#### EXERCISE DETAILS
Extract every line starting at the line that contains "Transcribe this image's" and ending with the final line of the data, inclusive; give only those lines, word for word.
===== RECORD LIST
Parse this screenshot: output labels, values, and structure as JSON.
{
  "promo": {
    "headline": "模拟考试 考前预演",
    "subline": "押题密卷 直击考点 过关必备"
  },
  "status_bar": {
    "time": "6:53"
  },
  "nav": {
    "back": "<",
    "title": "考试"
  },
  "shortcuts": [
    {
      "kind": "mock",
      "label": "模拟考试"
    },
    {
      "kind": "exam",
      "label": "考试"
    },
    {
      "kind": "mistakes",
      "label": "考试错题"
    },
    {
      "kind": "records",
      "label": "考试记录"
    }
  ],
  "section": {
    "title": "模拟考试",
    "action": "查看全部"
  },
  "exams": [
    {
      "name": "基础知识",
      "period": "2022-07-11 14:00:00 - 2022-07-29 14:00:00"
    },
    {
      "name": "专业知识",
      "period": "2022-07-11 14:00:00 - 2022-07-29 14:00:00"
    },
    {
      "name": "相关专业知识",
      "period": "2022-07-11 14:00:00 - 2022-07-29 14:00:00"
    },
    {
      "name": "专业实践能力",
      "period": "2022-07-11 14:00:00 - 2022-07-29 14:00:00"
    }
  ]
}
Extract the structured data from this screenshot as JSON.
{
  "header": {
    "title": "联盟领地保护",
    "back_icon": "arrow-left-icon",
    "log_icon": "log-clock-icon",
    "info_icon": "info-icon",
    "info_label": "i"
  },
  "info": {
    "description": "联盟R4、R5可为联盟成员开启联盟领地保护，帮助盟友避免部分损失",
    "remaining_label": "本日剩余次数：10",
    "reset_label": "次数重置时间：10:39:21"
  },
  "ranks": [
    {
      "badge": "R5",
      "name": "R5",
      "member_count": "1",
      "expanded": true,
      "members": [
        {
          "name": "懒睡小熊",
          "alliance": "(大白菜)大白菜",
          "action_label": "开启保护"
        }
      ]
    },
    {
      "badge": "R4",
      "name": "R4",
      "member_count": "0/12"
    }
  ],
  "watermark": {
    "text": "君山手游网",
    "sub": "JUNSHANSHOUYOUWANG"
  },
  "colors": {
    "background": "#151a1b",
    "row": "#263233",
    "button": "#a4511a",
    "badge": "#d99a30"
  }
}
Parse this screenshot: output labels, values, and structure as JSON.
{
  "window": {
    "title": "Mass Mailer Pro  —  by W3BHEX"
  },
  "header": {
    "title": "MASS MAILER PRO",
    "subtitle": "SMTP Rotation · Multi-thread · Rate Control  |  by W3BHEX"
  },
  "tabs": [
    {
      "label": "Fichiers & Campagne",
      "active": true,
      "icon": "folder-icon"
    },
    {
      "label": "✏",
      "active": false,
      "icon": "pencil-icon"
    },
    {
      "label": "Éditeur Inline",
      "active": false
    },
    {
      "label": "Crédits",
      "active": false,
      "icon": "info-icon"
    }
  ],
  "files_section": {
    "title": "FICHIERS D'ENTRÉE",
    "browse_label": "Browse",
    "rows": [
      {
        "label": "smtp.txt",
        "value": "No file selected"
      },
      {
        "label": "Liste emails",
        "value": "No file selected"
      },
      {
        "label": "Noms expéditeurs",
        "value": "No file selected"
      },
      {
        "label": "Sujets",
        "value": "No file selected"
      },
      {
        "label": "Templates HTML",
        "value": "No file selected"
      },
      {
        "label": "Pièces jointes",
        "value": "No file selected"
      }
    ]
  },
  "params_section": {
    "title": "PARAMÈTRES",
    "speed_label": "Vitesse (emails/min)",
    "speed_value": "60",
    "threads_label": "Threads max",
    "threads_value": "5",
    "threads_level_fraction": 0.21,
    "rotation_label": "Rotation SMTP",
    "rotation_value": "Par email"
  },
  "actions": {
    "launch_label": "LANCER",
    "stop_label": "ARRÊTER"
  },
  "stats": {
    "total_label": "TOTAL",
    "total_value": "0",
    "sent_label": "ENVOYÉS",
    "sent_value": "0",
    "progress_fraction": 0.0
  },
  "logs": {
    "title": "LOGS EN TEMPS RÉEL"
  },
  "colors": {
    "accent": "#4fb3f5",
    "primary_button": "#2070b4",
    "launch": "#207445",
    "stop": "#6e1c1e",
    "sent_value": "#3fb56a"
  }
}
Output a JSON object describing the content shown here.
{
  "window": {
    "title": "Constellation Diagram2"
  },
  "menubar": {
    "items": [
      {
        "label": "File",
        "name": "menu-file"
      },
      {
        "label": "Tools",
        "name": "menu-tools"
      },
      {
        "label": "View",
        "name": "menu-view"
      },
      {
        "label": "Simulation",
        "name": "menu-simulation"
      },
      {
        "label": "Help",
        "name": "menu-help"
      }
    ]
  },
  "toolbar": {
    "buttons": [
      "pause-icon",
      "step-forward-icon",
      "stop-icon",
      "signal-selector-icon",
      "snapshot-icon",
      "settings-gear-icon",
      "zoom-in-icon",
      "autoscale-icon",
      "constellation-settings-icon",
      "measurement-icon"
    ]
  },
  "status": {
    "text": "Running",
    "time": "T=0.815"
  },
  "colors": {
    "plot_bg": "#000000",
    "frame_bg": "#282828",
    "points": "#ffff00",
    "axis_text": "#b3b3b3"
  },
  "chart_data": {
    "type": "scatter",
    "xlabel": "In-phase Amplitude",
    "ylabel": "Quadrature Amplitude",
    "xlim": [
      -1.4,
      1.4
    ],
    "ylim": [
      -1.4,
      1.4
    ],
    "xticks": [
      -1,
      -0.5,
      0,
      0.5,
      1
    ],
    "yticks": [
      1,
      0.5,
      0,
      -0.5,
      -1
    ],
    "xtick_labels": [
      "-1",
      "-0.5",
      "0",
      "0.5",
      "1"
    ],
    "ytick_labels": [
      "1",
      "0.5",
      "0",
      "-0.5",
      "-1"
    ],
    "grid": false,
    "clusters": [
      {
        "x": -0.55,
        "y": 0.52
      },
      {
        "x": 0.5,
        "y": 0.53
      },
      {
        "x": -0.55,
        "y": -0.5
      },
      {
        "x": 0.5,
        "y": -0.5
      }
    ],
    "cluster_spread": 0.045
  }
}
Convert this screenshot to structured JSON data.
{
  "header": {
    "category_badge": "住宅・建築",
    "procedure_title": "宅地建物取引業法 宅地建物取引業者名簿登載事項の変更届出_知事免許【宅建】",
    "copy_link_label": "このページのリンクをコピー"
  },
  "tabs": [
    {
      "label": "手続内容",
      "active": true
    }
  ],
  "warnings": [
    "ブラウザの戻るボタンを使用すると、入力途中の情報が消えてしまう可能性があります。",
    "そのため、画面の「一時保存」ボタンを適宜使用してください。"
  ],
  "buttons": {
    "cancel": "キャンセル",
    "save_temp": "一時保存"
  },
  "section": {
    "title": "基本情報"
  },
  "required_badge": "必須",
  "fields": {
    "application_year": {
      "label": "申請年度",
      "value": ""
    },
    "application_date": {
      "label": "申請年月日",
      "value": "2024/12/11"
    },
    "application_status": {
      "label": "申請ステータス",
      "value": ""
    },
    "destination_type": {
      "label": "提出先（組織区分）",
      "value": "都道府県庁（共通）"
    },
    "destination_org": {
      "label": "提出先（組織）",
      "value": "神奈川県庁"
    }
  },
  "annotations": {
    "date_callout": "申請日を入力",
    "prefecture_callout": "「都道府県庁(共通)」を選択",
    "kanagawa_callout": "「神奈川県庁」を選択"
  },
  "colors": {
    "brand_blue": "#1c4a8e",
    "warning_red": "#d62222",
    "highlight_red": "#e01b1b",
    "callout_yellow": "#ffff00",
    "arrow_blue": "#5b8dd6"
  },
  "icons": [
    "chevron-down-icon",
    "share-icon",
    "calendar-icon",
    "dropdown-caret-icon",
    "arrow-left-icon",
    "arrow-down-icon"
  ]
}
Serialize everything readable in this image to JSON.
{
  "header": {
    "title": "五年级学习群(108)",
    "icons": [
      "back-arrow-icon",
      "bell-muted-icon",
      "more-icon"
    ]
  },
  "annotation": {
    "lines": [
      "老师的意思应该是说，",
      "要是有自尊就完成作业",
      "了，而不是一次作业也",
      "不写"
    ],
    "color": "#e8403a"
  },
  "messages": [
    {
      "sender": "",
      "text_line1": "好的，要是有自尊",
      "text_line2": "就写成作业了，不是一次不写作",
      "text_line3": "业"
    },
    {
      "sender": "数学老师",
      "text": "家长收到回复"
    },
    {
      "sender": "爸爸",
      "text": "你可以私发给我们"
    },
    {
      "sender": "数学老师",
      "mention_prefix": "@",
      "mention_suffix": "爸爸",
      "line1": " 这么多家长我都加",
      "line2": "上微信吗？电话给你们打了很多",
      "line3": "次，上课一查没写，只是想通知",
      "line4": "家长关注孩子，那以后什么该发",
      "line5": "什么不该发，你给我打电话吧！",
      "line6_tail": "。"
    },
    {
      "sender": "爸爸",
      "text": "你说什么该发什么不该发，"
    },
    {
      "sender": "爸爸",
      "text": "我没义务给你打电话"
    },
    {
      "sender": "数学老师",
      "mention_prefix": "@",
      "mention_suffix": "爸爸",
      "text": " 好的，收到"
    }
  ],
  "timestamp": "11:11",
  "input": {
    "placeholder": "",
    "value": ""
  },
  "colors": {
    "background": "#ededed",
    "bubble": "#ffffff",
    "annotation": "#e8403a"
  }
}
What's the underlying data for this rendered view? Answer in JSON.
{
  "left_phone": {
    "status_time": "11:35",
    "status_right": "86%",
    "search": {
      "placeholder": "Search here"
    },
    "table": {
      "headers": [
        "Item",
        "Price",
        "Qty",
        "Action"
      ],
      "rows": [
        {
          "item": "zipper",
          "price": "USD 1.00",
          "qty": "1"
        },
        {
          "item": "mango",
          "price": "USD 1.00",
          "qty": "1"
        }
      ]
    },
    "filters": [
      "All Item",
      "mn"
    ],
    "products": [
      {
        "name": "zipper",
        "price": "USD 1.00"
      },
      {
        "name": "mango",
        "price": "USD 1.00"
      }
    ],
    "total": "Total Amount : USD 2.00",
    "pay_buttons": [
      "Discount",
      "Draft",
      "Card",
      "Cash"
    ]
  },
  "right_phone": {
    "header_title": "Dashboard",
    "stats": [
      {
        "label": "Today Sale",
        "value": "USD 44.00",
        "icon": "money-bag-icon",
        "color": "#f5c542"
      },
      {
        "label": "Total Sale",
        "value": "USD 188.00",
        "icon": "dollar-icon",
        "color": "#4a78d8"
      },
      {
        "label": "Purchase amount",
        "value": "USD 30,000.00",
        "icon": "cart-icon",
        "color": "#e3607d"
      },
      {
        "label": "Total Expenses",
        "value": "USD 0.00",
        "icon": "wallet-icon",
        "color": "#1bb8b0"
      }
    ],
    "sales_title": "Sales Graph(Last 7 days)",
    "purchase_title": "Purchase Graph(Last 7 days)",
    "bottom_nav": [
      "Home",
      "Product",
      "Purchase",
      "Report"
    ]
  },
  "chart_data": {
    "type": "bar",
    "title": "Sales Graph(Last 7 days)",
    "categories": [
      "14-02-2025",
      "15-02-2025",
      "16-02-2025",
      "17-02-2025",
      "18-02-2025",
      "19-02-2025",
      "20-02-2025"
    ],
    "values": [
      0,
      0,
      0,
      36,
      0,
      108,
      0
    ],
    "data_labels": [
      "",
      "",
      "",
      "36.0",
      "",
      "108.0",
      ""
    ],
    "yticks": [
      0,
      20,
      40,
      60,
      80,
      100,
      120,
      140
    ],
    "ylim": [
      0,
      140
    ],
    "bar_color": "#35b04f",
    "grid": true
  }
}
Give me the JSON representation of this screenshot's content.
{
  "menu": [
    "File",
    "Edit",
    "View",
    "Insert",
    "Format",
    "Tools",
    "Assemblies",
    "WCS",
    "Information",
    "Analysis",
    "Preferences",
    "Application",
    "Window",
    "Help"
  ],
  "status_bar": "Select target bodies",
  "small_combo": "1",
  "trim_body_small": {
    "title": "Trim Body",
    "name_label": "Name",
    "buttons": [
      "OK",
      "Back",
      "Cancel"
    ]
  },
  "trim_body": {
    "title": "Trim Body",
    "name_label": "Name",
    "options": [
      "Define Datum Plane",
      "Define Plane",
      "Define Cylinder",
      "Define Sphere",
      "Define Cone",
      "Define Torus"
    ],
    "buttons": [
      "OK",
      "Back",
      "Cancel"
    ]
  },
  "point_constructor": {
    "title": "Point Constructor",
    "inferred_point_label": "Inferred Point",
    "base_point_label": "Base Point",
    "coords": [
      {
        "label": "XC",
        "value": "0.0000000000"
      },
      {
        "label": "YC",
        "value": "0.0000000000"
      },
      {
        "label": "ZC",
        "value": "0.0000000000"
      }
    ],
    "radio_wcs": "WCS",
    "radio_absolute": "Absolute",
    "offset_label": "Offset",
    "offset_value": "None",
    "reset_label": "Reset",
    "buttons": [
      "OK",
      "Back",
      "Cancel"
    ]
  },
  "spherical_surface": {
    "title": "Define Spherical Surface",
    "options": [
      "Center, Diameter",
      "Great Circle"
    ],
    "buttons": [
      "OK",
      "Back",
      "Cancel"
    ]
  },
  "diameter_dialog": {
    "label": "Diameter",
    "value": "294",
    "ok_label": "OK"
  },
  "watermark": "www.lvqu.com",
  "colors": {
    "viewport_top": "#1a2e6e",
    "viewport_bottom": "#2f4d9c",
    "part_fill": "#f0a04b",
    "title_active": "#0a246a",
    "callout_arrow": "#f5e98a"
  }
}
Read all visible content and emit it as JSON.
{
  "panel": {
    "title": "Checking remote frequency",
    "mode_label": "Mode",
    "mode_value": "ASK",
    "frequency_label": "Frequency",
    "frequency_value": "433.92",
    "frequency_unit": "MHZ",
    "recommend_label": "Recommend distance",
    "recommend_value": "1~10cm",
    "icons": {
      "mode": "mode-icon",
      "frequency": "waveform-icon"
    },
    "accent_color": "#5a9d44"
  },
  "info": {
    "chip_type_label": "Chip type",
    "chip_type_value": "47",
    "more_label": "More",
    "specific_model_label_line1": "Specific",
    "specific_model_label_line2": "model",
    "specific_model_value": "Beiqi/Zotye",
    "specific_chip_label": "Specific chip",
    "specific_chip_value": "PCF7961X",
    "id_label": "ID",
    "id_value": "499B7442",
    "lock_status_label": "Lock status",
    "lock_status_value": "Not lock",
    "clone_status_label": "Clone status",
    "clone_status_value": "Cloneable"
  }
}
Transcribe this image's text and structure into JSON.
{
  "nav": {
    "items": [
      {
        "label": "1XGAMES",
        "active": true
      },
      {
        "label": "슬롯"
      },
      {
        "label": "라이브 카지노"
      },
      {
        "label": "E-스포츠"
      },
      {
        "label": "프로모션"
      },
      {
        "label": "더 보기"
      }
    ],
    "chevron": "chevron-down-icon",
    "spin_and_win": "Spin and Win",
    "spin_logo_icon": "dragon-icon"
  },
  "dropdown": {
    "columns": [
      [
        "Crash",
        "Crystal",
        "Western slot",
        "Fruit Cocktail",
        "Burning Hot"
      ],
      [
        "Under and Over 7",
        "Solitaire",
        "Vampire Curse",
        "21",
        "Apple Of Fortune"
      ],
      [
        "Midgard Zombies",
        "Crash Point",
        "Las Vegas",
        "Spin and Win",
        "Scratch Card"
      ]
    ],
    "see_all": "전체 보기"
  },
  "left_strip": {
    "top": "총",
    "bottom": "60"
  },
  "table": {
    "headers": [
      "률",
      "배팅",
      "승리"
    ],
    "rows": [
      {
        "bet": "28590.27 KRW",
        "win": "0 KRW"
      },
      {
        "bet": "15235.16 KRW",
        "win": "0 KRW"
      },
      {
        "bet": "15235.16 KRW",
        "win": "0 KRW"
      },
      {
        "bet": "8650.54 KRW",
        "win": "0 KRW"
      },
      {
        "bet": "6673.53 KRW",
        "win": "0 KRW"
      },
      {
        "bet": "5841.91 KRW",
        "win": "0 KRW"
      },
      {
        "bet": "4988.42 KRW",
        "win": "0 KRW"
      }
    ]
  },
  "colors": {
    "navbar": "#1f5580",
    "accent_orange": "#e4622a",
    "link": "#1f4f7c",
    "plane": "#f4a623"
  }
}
==========
#### TASK SOLUTION
Transcribe this image's text and structure into JSON.
{
  "nav": {
    "items": [
      {
        "label": "1XGAMES",
        "active": true
      },
      {
        "label": "슬롯"
      },
      {
        "label": "라이브 카지노"
      },
      {
        "label": "E-스포츠"
      },
      {
        "label": "프로모션"
      },
      {
        "label": "더 보기"
      }
    ],
    "chevron": "chevron-down-icon",
    "spin_and_win": "Spin and Win",
    "spin_logo_icon": "dragon-icon"
  },
  "dropdown": {
    "columns": [
      [
        "Crash",
        "Crystal",
        "Western slot",
        "Fruit Cocktail",
        "Burning Hot"
      ],
      [
        "Under and Over 7",
        "Solitaire",
        "Vampire Curse",
        "21",
        "Apple Of Fortune"
      ],
      [
        "Midgard Zombies",
        "Crash Point",
        "Las Vegas",
        "Spin and Win",
        "Scratch Card"
      ]
    ],
    "see_all": "전체 보기"
  },
  "left_strip": {
    "top": "총",
    "bottom": "60"
  },
  "table": {
    "headers": [
      "률",
      "배팅",
      "승리"
    ],
    "rows": [
      {
        "bet": "28590.27 KRW",
        "win": "0 KRW"
      },
      {
        "bet": "15235.16 KRW",
        "win": "0 KRW"
      },
      {
        "bet": "15235.16 KRW",
        "win": "0 KRW"
      },
      {
        "bet": "8650.54 KRW",
        "win": "0 KRW"
      },
      {
        "bet": "6673.53 KRW",
        "win": "0 KRW"
      },
      {
        "bet": "5841.91 KRW",
        "win": "0 KRW"
      },
      {
        "bet": "4988.42 KRW",
        "win": "0 KRW"
      }
    ]
  },
  "colors": {
    "navbar": "#1f5580",
    "accent_orange": "#e4622a",
    "link": "#1f4f7c",
    "plane": "#f4a623"
  }
}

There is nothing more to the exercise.